= PROBLEM DETAILS =
In the material below, find every line with "Polski" and pull it out.

= RECORDS FOR THE EXERCISE =
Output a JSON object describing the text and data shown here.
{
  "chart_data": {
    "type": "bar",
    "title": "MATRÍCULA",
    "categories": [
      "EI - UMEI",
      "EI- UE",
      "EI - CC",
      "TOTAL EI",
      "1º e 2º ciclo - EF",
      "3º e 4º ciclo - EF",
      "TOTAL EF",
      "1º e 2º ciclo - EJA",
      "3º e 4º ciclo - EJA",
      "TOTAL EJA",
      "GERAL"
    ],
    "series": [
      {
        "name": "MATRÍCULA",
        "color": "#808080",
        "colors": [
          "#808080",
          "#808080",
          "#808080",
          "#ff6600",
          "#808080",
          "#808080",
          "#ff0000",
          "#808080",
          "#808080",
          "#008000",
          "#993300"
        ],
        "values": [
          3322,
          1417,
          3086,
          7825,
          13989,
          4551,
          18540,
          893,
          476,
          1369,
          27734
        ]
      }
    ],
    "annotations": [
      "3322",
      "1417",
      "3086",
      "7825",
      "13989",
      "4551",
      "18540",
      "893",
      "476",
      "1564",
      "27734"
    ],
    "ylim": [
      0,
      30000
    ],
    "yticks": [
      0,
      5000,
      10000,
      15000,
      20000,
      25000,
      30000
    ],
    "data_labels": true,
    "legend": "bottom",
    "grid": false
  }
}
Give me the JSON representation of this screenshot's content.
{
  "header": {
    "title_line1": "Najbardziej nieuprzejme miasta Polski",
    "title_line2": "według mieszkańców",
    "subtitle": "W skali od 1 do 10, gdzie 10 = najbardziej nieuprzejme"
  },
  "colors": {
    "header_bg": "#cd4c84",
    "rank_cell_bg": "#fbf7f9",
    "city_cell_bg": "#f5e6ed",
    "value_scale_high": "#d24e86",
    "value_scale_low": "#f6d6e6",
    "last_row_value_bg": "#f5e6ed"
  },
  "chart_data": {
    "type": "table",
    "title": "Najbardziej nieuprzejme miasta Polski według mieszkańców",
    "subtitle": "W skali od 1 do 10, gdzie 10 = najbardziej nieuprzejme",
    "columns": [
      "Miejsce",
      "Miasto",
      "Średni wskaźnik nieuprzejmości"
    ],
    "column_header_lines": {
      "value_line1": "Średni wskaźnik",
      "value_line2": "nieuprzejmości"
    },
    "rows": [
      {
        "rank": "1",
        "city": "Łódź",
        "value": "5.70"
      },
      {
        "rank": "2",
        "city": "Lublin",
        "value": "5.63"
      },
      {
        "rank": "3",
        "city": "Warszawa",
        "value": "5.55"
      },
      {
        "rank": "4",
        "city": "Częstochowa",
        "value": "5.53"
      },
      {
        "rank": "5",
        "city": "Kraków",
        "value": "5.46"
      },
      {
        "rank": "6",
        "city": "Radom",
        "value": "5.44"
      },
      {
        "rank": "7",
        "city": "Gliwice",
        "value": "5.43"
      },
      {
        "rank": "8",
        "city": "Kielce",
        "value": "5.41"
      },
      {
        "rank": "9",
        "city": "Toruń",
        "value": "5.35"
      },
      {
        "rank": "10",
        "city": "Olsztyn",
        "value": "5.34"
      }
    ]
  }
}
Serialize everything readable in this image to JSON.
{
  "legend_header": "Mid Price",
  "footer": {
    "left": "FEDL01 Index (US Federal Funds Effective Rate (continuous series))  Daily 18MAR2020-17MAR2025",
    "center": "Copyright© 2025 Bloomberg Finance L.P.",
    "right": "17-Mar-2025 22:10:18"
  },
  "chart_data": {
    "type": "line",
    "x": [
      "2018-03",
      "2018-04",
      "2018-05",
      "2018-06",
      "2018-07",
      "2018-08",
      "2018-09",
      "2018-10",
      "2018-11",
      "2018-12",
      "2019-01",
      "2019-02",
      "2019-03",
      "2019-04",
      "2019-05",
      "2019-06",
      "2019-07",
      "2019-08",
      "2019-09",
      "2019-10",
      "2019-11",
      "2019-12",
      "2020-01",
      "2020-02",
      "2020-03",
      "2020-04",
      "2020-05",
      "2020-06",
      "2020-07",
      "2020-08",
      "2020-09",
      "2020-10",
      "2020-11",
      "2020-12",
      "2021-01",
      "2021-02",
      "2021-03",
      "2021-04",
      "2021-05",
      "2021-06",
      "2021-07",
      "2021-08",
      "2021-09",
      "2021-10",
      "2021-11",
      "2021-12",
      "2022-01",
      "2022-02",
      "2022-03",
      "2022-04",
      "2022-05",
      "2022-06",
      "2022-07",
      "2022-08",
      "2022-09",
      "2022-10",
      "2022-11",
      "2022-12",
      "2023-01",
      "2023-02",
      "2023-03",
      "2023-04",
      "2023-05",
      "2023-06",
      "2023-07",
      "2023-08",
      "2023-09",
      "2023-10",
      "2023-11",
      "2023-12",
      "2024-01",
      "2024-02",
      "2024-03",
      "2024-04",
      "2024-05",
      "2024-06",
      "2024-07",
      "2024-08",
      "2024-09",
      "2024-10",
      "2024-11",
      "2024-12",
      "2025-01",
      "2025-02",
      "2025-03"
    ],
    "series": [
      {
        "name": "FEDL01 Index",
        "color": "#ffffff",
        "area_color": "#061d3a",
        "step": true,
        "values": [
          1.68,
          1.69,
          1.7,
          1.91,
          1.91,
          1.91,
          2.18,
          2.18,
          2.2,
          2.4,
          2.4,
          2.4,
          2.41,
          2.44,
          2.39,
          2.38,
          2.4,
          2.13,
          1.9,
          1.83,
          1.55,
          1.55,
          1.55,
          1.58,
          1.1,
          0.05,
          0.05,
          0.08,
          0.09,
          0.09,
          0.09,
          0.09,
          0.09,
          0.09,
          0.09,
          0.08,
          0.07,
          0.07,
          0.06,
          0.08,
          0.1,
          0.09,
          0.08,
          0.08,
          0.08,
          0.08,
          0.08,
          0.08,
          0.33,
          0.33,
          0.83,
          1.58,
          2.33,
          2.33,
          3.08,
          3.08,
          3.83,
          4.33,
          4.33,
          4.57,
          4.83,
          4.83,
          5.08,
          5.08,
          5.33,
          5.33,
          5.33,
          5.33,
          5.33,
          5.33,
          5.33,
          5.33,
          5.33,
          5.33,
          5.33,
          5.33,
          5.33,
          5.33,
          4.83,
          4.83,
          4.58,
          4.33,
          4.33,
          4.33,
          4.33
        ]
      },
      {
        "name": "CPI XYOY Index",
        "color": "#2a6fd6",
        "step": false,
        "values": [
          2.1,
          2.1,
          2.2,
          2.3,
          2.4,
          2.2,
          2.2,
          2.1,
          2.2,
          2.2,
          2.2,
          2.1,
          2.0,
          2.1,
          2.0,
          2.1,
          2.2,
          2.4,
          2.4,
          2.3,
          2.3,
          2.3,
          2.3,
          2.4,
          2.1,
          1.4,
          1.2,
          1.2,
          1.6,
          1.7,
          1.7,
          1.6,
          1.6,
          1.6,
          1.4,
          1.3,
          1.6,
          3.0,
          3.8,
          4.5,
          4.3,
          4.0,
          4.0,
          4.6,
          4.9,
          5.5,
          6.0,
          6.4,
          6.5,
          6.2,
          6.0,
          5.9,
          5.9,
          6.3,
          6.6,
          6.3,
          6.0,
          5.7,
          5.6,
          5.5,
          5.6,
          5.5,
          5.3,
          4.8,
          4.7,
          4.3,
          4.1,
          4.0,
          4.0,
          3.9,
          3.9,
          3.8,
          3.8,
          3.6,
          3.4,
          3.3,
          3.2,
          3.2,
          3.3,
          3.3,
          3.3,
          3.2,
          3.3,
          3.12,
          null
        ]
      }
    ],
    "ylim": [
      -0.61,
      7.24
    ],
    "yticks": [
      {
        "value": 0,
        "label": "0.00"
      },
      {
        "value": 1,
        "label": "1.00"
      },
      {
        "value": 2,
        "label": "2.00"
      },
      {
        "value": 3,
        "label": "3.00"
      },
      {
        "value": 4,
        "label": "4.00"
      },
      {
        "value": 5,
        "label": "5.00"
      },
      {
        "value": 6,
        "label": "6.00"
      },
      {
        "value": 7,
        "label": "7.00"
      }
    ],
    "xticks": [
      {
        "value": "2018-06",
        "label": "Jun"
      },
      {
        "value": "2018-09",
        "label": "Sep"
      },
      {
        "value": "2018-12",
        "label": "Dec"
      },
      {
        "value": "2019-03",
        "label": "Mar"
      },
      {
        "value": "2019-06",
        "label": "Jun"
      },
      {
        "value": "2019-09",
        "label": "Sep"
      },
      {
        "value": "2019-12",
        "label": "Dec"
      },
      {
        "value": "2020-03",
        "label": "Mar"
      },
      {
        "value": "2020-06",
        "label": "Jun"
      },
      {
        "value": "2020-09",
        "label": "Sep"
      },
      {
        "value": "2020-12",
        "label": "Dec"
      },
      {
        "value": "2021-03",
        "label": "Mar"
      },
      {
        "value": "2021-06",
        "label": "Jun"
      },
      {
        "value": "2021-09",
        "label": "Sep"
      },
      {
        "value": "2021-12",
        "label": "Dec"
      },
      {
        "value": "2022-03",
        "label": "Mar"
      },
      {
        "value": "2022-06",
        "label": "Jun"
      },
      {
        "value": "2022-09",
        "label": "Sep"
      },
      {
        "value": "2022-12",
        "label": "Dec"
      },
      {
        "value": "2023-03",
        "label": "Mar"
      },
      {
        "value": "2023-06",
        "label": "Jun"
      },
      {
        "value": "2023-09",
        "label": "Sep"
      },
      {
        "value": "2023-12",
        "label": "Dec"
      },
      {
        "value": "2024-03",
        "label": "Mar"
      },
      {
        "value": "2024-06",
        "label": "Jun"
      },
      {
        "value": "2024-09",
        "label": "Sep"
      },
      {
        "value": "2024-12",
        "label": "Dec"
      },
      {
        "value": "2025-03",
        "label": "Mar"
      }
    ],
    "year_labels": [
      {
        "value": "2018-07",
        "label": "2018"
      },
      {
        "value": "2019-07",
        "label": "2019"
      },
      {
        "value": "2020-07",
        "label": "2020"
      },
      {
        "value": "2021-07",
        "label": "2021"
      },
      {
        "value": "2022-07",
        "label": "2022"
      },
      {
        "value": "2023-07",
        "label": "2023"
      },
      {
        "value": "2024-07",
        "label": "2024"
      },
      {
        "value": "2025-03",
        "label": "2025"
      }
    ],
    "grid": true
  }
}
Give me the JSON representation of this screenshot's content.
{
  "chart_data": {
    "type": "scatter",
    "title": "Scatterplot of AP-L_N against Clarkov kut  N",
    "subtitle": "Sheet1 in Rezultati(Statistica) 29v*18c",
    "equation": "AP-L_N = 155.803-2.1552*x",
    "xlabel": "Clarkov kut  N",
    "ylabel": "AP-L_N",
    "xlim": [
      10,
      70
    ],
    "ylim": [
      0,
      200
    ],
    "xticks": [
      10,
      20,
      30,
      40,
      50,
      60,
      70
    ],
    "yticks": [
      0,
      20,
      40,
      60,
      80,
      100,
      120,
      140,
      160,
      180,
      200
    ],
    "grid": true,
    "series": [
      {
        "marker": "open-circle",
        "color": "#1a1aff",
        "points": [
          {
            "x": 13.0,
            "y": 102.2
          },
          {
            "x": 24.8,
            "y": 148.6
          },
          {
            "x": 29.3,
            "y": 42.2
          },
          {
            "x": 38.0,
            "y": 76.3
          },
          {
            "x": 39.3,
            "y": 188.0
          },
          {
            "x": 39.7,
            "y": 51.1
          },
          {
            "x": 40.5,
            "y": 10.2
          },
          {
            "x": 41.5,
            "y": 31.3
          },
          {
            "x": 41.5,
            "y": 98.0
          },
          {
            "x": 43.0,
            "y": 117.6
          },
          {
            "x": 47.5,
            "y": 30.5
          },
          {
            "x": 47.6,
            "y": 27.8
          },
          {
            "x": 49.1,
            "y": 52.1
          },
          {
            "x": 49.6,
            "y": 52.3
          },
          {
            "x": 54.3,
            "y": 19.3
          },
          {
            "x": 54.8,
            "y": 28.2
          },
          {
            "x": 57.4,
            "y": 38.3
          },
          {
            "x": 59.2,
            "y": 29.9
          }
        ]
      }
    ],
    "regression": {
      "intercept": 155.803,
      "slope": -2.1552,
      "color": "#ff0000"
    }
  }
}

= SOLVED EXERCISE =
    "title_line1": "Najbardziej nieuprzejme miasta Polski",
    "title": "Najbardziej nieuprzejme miasta Polski według mieszkańców",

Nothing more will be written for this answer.